## WHAT IS NEEDED
Please write out every line of the rows below as a numbered list, skipping any blank lines.

_ _ _ _

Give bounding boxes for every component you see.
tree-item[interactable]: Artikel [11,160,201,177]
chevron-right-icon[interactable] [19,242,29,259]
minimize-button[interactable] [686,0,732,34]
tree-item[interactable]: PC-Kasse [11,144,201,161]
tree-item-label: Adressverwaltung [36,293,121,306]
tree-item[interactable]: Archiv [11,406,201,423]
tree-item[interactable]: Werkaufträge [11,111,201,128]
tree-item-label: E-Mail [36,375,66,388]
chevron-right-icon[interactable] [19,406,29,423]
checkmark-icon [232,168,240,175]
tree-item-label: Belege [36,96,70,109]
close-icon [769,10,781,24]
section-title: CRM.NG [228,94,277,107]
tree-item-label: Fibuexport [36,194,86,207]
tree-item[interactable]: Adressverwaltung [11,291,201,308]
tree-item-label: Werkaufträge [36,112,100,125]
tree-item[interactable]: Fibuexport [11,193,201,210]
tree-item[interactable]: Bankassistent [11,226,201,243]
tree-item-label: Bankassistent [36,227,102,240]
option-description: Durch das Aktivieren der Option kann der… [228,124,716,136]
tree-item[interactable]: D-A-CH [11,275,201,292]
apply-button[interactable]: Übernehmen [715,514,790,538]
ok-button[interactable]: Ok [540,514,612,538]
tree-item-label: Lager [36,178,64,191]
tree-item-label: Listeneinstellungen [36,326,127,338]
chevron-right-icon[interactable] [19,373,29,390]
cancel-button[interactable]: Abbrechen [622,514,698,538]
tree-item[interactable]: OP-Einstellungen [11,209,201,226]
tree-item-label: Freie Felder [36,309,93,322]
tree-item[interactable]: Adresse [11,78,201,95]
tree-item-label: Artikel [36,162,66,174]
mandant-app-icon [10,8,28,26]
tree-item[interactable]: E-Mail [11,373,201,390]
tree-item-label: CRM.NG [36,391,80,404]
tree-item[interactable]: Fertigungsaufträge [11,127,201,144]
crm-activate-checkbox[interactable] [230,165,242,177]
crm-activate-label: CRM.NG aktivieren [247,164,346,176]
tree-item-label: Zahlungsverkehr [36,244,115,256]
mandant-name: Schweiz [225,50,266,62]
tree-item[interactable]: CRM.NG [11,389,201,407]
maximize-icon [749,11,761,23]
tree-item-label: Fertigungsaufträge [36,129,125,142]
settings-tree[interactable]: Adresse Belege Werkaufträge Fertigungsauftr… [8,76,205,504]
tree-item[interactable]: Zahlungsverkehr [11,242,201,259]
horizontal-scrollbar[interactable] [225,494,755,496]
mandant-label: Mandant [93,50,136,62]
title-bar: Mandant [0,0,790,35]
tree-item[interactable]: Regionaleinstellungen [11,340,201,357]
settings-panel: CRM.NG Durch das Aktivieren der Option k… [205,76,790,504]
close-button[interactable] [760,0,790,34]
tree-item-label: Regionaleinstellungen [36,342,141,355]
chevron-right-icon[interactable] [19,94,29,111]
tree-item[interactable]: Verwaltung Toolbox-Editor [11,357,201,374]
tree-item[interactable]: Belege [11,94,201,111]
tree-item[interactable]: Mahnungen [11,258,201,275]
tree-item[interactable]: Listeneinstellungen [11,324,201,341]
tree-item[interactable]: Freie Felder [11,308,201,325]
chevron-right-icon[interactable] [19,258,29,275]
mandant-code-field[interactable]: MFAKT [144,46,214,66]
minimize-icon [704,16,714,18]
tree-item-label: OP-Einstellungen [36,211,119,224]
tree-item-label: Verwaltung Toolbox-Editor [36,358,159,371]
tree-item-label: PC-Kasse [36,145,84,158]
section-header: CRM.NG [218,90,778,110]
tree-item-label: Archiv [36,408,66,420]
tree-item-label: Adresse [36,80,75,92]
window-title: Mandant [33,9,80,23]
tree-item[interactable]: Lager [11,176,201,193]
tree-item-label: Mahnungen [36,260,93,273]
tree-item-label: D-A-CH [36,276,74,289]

_ _ _ _

## THE REPLY
1. Give bounding boxes for every component you see.
2. tree-item[interactable]: Artikel [11,160,201,177]
3. chevron-right-icon[interactable] [19,242,29,259]
4. minimize-button[interactable] [686,0,732,34]
5. tree-item[interactable]: PC-Kasse [11,144,201,161]
6. tree-item-label: Adressverwaltung [36,293,121,306]
7. tree-item[interactable]: Archiv [11,406,201,423]
8. tree-item[interactable]: Werkaufträge [11,111,201,128]
9. tree-item-label: E-Mail [36,375,66,388]
10. chevron-right-icon[interactable] [19,406,29,423]
11. checkmark-icon [232,168,240,175]
12. tree-item-label: Belege [36,96,70,109]
13. close-icon [769,10,781,24]
14. section-title: CRM.NG [228,94,277,107]
15. tree-item-label: Fibuexport [36,194,86,207]
16. tree-item[interactable]: Adressverwaltung [11,291,201,308]
17. tree-item-label: Werkaufträge [36,112,100,125]
18. tree-item[interactable]: Fibuexport [11,193,201,210]
19. tree-item[interactable]: Bankassistent [11,226,201,243]
20. tree-item-label: Bankassistent [36,227,102,240]
21. option-description: Durch das Aktivieren der Option kann der… [228,124,716,136]
22. tree-item[interactable]: D-A-CH [11,275,201,292]
23. apply-button[interactable]: Übernehmen [715,514,790,538]
24. ok-button[interactable]: Ok [540,514,612,538]
25. tree-item-label: Lager [36,178,64,191]
26. tree-item-label: Listeneinstellungen [36,326,127,338]
27. chevron-right-icon[interactable] [19,373,29,390]
28. cancel-button[interactable]: Abbrechen [622,514,698,538]
29. tree-item[interactable]: OP-Einstellungen [11,209,201,226]
30. tree-item-label: Freie Felder [36,309,93,322]
31. tree-item[interactable]: Adresse [11,78,201,95]
32. tree-item-label: Artikel [36,162,66,174]
33. mandant-app-icon [10,8,28,26]
34. tree-item[interactable]: E-Mail [11,373,201,390]
35. tree-item-label: CRM.NG [36,391,80,404]
36. tree-item[interactable]: Fertigungsaufträge [11,127,201,144]
37. crm-activate-checkbox[interactable] [230,165,242,177]
38. crm-activate-label: CRM.NG aktivieren [247,164,346,176]
39. tree-item-label: Zahlungsverkehr [36,244,115,256]
40. mandant-name: Schweiz [225,50,266,62]
41. tree-item[interactable]: CRM.NG [11,389,201,407]
42. maximize-icon [749,11,761,23]
43. tree-item-label: Fertigungsaufträge [36,129,125,142]
44. settings-tree[interactable]: Adresse Belege Werkaufträge Fertigungsauftr… [8,76,205,504]
45. tree-item[interactable]: Zahlungsverkehr [11,242,201,259]
46. horizontal-scrollbar[interactable] [225,494,755,496]
47. mandant-label: Mandant [93,50,136,62]
48. title-bar: Mandant [0,0,790,35]
49. tree-item[interactable]: Regionaleinstellungen [11,340,201,357]
50. settings-panel: CRM.NG Durch das Aktivieren der Option k… [205,76,790,504]
51. close-button[interactable] [760,0,790,34]
52. tree-item-label: Regionaleinstellungen [36,342,141,355]
53. chevron-right-icon[interactable] [19,94,29,111]
54. tree-item[interactable]: Verwaltung Toolbox-Editor [11,357,201,374]
55. tree-item[interactable]: Belege [11,94,201,111]
56. tree-item[interactable]: Mahnungen [11,258,201,275]
57. tree-item[interactable]: Listeneinstellungen [11,324,201,341]
58. tree-item[interactable]: Freie Felder [11,308,201,325]
59. chevron-right-icon[interactable] [19,258,29,275]
60. mandant-code-field[interactable]: MFAKT [144,46,214,66]
61. minimize-icon [704,16,714,18]
62. tree-item-label: OP-Einstellungen [36,211,119,224]
63. tree-item-label: Verwaltung Toolbox-Editor [36,358,159,371]
64. tree-item-label: PC-Kasse [36,145,84,158]
65. section-header: CRM.NG [218,90,778,110]
66. tree-item-label: Archiv [36,408,66,420]
67. tree-item-label: Adresse [36,80,75,92]
68. window-title: Mandant [33,9,80,23]
69. tree-item[interactable]: Lager [11,176,201,193]
70. tree-item-label: Mahnungen [36,260,93,273]
71. tree-item-label: D-A-CH [36,276,74,289]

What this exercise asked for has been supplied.